AIM:
Transcribe each of the records below exactly, excluding all pictures.
[Start MATERIAL FOR THIS EXERCISE]
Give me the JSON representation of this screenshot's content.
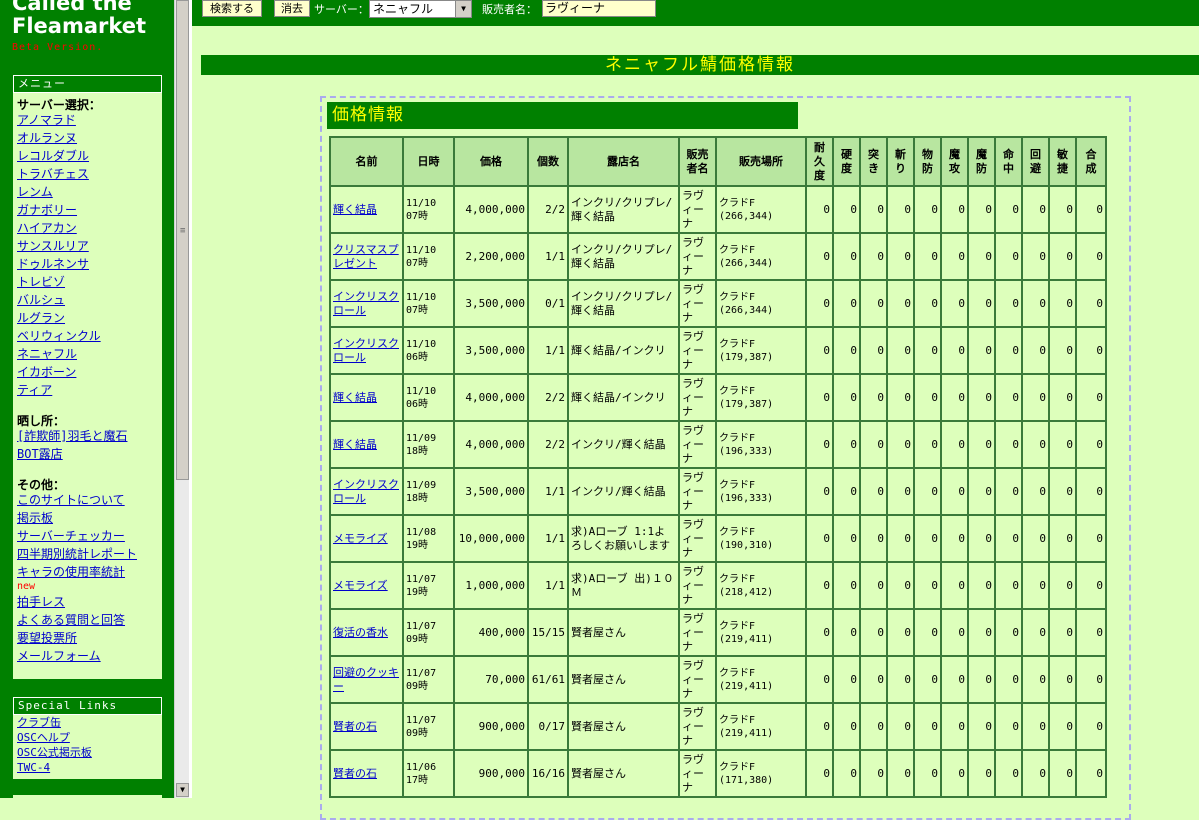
{
  "site": {
    "title_line1": "Called the",
    "title_line2": "Fleamarket",
    "beta": "Beta Version."
  },
  "menu": {
    "header": "メニュー",
    "server_section": "サーバー選択：",
    "servers": [
      "アノマラド",
      "オルランヌ",
      "レコルダブル",
      "トラバチェス",
      "レンム",
      "ガナボリー",
      "ハイアカン",
      "サンスルリア",
      "ドゥルネンサ",
      "トレビゾ",
      "バルシュ",
      "ルグラン",
      "ベリウィンクル",
      "ネニャフル",
      "イカボーン",
      "ティア"
    ],
    "exposure_section": "晒し所：",
    "exposure_links": [
      "[詐欺師]羽毛と魔石",
      "BOT露店"
    ],
    "other_section": "その他：",
    "other_links_a": [
      "このサイトについて",
      "掲示板",
      "サーバーチェッカー",
      "四半期別統計レポート",
      "キャラの使用率統計"
    ],
    "new_tag": "new",
    "other_links_b": [
      "拍手レス",
      "よくある質問と回答",
      "要望投票所",
      "メールフォーム"
    ]
  },
  "special": {
    "header": "Special Links",
    "links": [
      "クラブ缶",
      "OSCヘルプ",
      "OSC公式掲示板",
      "TWC-4"
    ]
  },
  "form": {
    "search_button": "検索する",
    "clear_button": "消去",
    "server_label": "サーバー：",
    "server_value": "ネニャフル",
    "seller_label": "販売者名：",
    "seller_value": "ラヴィーナ"
  },
  "banner": "ネニャフル鯖価格情報",
  "panel_title": "価格情報",
  "table": {
    "headers": [
      "名前",
      "日時",
      "価格",
      "個数",
      "露店名",
      "販売者名",
      "販売場所",
      "耐久度",
      "硬度",
      "突き",
      "斬り",
      "物防",
      "魔攻",
      "魔防",
      "命中",
      "回避",
      "敏捷",
      "合成"
    ],
    "rows": [
      {
        "name": "輝く結晶",
        "date": "11/10 07時",
        "price": "4,000,000",
        "qty": "2/2",
        "shop": "インクリ/クリプレ/輝く結晶",
        "seller": "ラヴィーナ",
        "loc": "クラドF (266,344)",
        "stats": [
          "0",
          "0",
          "0",
          "0",
          "0",
          "0",
          "0",
          "0",
          "0",
          "0",
          "0"
        ]
      },
      {
        "name": "クリスマスプレゼント",
        "date": "11/10 07時",
        "price": "2,200,000",
        "qty": "1/1",
        "shop": "インクリ/クリプレ/輝く結晶",
        "seller": "ラヴィーナ",
        "loc": "クラドF (266,344)",
        "stats": [
          "0",
          "0",
          "0",
          "0",
          "0",
          "0",
          "0",
          "0",
          "0",
          "0",
          "0"
        ]
      },
      {
        "name": "インクリスクロール",
        "date": "11/10 07時",
        "price": "3,500,000",
        "qty": "0/1",
        "shop": "インクリ/クリプレ/輝く結晶",
        "seller": "ラヴィーナ",
        "loc": "クラドF (266,344)",
        "stats": [
          "0",
          "0",
          "0",
          "0",
          "0",
          "0",
          "0",
          "0",
          "0",
          "0",
          "0"
        ]
      },
      {
        "name": "インクリスクロール",
        "date": "11/10 06時",
        "price": "3,500,000",
        "qty": "1/1",
        "shop": "輝く結晶/インクリ",
        "seller": "ラヴィーナ",
        "loc": "クラドF (179,387)",
        "stats": [
          "0",
          "0",
          "0",
          "0",
          "0",
          "0",
          "0",
          "0",
          "0",
          "0",
          "0"
        ]
      },
      {
        "name": "輝く結晶",
        "date": "11/10 06時",
        "price": "4,000,000",
        "qty": "2/2",
        "shop": "輝く結晶/インクリ",
        "seller": "ラヴィーナ",
        "loc": "クラドF (179,387)",
        "stats": [
          "0",
          "0",
          "0",
          "0",
          "0",
          "0",
          "0",
          "0",
          "0",
          "0",
          "0"
        ]
      },
      {
        "name": "輝く結晶",
        "date": "11/09 18時",
        "price": "4,000,000",
        "qty": "2/2",
        "shop": "インクリ/輝く結晶",
        "seller": "ラヴィーナ",
        "loc": "クラドF (196,333)",
        "stats": [
          "0",
          "0",
          "0",
          "0",
          "0",
          "0",
          "0",
          "0",
          "0",
          "0",
          "0"
        ]
      },
      {
        "name": "インクリスクロール",
        "date": "11/09 18時",
        "price": "3,500,000",
        "qty": "1/1",
        "shop": "インクリ/輝く結晶",
        "seller": "ラヴィーナ",
        "loc": "クラドF (196,333)",
        "stats": [
          "0",
          "0",
          "0",
          "0",
          "0",
          "0",
          "0",
          "0",
          "0",
          "0",
          "0"
        ]
      },
      {
        "name": "メモライズ",
        "date": "11/08 19時",
        "price": "10,000,000",
        "qty": "1/1",
        "shop": "求)Aローブ 1:1よろしくお願いします",
        "seller": "ラヴィーナ",
        "loc": "クラドF (190,310)",
        "stats": [
          "0",
          "0",
          "0",
          "0",
          "0",
          "0",
          "0",
          "0",
          "0",
          "0",
          "0"
        ]
      },
      {
        "name": "メモライズ",
        "date": "11/07 19時",
        "price": "1,000,000",
        "qty": "1/1",
        "shop": "求)Aローブ 出)１０Ｍ",
        "seller": "ラヴィーナ",
        "loc": "クラドF (218,412)",
        "stats": [
          "0",
          "0",
          "0",
          "0",
          "0",
          "0",
          "0",
          "0",
          "0",
          "0",
          "0"
        ]
      },
      {
        "name": "復活の香水",
        "date": "11/07 09時",
        "price": "400,000",
        "qty": "15/15",
        "shop": "賢者屋さん",
        "seller": "ラヴィーナ",
        "loc": "クラドF (219,411)",
        "stats": [
          "0",
          "0",
          "0",
          "0",
          "0",
          "0",
          "0",
          "0",
          "0",
          "0",
          "0"
        ]
      },
      {
        "name": "回避のクッキー",
        "date": "11/07 09時",
        "price": "70,000",
        "qty": "61/61",
        "shop": "賢者屋さん",
        "seller": "ラヴィーナ",
        "loc": "クラドF (219,411)",
        "stats": [
          "0",
          "0",
          "0",
          "0",
          "0",
          "0",
          "0",
          "0",
          "0",
          "0",
          "0"
        ]
      },
      {
        "name": "賢者の石",
        "date": "11/07 09時",
        "price": "900,000",
        "qty": "0/17",
        "shop": "賢者屋さん",
        "seller": "ラヴィーナ",
        "loc": "クラドF (219,411)",
        "stats": [
          "0",
          "0",
          "0",
          "0",
          "0",
          "0",
          "0",
          "0",
          "0",
          "0",
          "0"
        ]
      },
      {
        "name": "賢者の石",
        "date": "11/06 17時",
        "price": "900,000",
        "qty": "16/16",
        "shop": "賢者屋さん",
        "seller": "ラヴィーナ",
        "loc": "クラドF (171,380)",
        "stats": [
          "0",
          "0",
          "0",
          "0",
          "0",
          "0",
          "0",
          "0",
          "0",
          "0",
          "0"
        ]
      }
    ]
  }
}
[End MATERIAL FOR THIS EXERCISE]
SOLUTION TO THIS PROBLEM:
Give me the JSON representation of this screenshot's content.
{
  "site": {
    "title_line1": "Called the",
    "title_line2": "Fleamarket",
    "beta": "Beta Version."
  },
  "menu": {
    "header": "メニュー",
    "server_section": "サーバー選択：",
    "servers": [
      "アノマラド",
      "オルランヌ",
      "レコルダブル",
      "トラバチェス",
      "レンム",
      "ガナボリー",
      "ハイアカン",
      "サンスルリア",
      "ドゥルネンサ",
      "トレビゾ",
      "バルシュ",
      "ルグラン",
      "ベリウィンクル",
      "ネニャフル",
      "イカボーン",
      "ティア"
    ],
    "exposure_section": "晒し所：",
    "exposure_links": [
      "[詐欺師]羽毛と魔石",
      "BOT露店"
    ],
    "other_section": "その他：",
    "other_links_a": [
      "このサイトについて",
      "掲示板",
      "サーバーチェッカー",
      "四半期別統計レポート",
      "キャラの使用率統計"
    ],
    "new_tag": "new",
    "other_links_b": [
      "拍手レス",
      "よくある質問と回答",
      "要望投票所",
      "メールフォーム"
    ]
  },
  "special": {
    "header": "Special Links",
    "links": [
      "クラブ缶",
      "OSCヘルプ",
      "OSC公式掲示板",
      "TWC-4"
    ]
  },
  "form": {
    "search_button": "検索する",
    "clear_button": "消去",
    "server_label": "サーバー：",
    "server_value": "ネニャフル",
    "seller_label": "販売者名：",
    "seller_value": "ラヴィーナ"
  },
  "banner": "ネニャフル鯖価格情報",
  "panel_title": "価格情報",
  "table": {
    "headers": [
      "名前",
      "日時",
      "価格",
      "個数",
      "露店名",
      "販売者名",
      "販売場所",
      "耐久度",
      "硬度",
      "突き",
      "斬り",
      "物防",
      "魔攻",
      "魔防",
      "命中",
      "回避",
      "敏捷",
      "合成"
    ],
    "rows": [
      {
        "name": "輝く結晶",
        "date": "11/10 07時",
        "price": "4,000,000",
        "qty": "2/2",
        "shop": "インクリ/クリプレ/輝く結晶",
        "seller": "ラヴィーナ",
        "loc": "クラドF (266,344)",
        "stats": [
          "0",
          "0",
          "0",
          "0",
          "0",
          "0",
          "0",
          "0",
          "0",
          "0",
          "0"
        ]
      },
      {
        "name": "クリスマスプレゼント",
        "date": "11/10 07時",
        "price": "2,200,000",
        "qty": "1/1",
        "shop": "インクリ/クリプレ/輝く結晶",
        "seller": "ラヴィーナ",
        "loc": "クラドF (266,344)",
        "stats": [
          "0",
          "0",
          "0",
          "0",
          "0",
          "0",
          "0",
          "0",
          "0",
          "0",
          "0"
        ]
      },
      {
        "name": "インクリスクロール",
        "date": "11/10 07時",
        "price": "3,500,000",
        "qty": "0/1",
        "shop": "インクリ/クリプレ/輝く結晶",
        "seller": "ラヴィーナ",
        "loc": "クラドF (266,344)",
        "stats": [
          "0",
          "0",
          "0",
          "0",
          "0",
          "0",
          "0",
          "0",
          "0",
          "0",
          "0"
        ]
      },
      {
        "name": "インクリスクロール",
        "date": "11/10 06時",
        "price": "3,500,000",
        "qty": "1/1",
        "shop": "輝く結晶/インクリ",
        "seller": "ラヴィーナ",
        "loc": "クラドF (179,387)",
        "stats": [
          "0",
          "0",
          "0",
          "0",
          "0",
          "0",
          "0",
          "0",
          "0",
          "0",
          "0"
        ]
      },
      {
        "name": "輝く結晶",
        "date": "11/10 06時",
        "price": "4,000,000",
        "qty": "2/2",
        "shop": "輝く結晶/インクリ",
        "seller": "ラヴィーナ",
        "loc": "クラドF (179,387)",
        "stats": [
          "0",
          "0",
          "0",
          "0",
          "0",
          "0",
          "0",
          "0",
          "0",
          "0",
          "0"
        ]
      },
      {
        "name": "輝く結晶",
        "date": "11/09 18時",
        "price": "4,000,000",
        "qty": "2/2",
        "shop": "インクリ/輝く結晶",
        "seller": "ラヴィーナ",
        "loc": "クラドF (196,333)",
        "stats": [
          "0",
          "0",
          "0",
          "0",
          "0",
          "0",
          "0",
          "0",
          "0",
          "0",
          "0"
        ]
      },
      {
        "name": "インクリスクロール",
        "date": "11/09 18時",
        "price": "3,500,000",
        "qty": "1/1",
        "shop": "インクリ/輝く結晶",
        "seller": "ラヴィーナ",
        "loc": "クラドF (196,333)",
        "stats": [
          "0",
          "0",
          "0",
          "0",
          "0",
          "0",
          "0",
          "0",
          "0",
          "0",
          "0"
        ]
      },
      {
        "name": "メモライズ",
        "date": "11/08 19時",
        "price": "10,000,000",
        "qty": "1/1",
        "shop": "求)Aローブ 1:1よろしくお願いします",
        "seller": "ラヴィーナ",
        "loc": "クラドF (190,310)",
        "stats": [
          "0",
          "0",
          "0",
          "0",
          "0",
          "0",
          "0",
          "0",
          "0",
          "0",
          "0"
        ]
      },
      {
        "name": "メモライズ",
        "date": "11/07 19時",
        "price": "1,000,000",
        "qty": "1/1",
        "shop": "求)Aローブ 出)１０Ｍ",
        "seller": "ラヴィーナ",
        "loc": "クラドF (218,412)",
        "stats": [
          "0",
          "0",
          "0",
          "0",
          "0",
          "0",
          "0",
          "0",
          "0",
          "0",
          "0"
        ]
      },
      {
        "name": "復活の香水",
        "date": "11/07 09時",
        "price": "400,000",
        "qty": "15/15",
        "shop": "賢者屋さん",
        "seller": "ラヴィーナ",
        "loc": "クラドF (219,411)",
        "stats": [
          "0",
          "0",
          "0",
          "0",
          "0",
          "0",
          "0",
          "0",
          "0",
          "0",
          "0"
        ]
      },
      {
        "name": "回避のクッキー",
        "date": "11/07 09時",
        "price": "70,000",
        "qty": "61/61",
        "shop": "賢者屋さん",
        "seller": "ラヴィーナ",
        "loc": "クラドF (219,411)",
        "stats": [
          "0",
          "0",
          "0",
          "0",
          "0",
          "0",
          "0",
          "0",
          "0",
          "0",
          "0"
        ]
      },
      {
        "name": "賢者の石",
        "date": "11/07 09時",
        "price": "900,000",
        "qty": "0/17",
        "shop": "賢者屋さん",
        "seller": "ラヴィーナ",
        "loc": "クラドF (219,411)",
        "stats": [
          "0",
          "0",
          "0",
          "0",
          "0",
          "0",
          "0",
          "0",
          "0",
          "0",
          "0"
        ]
      },
      {
        "name": "賢者の石",
        "date": "11/06 17時",
        "price": "900,000",
        "qty": "16/16",
        "shop": "賢者屋さん",
        "seller": "ラヴィーナ",
        "loc": "クラドF (171,380)",
        "stats": [
          "0",
          "0",
          "0",
          "0",
          "0",
          "0",
          "0",
          "0",
          "0",
          "0",
          "0"
        ]
      }
    ]
  }
}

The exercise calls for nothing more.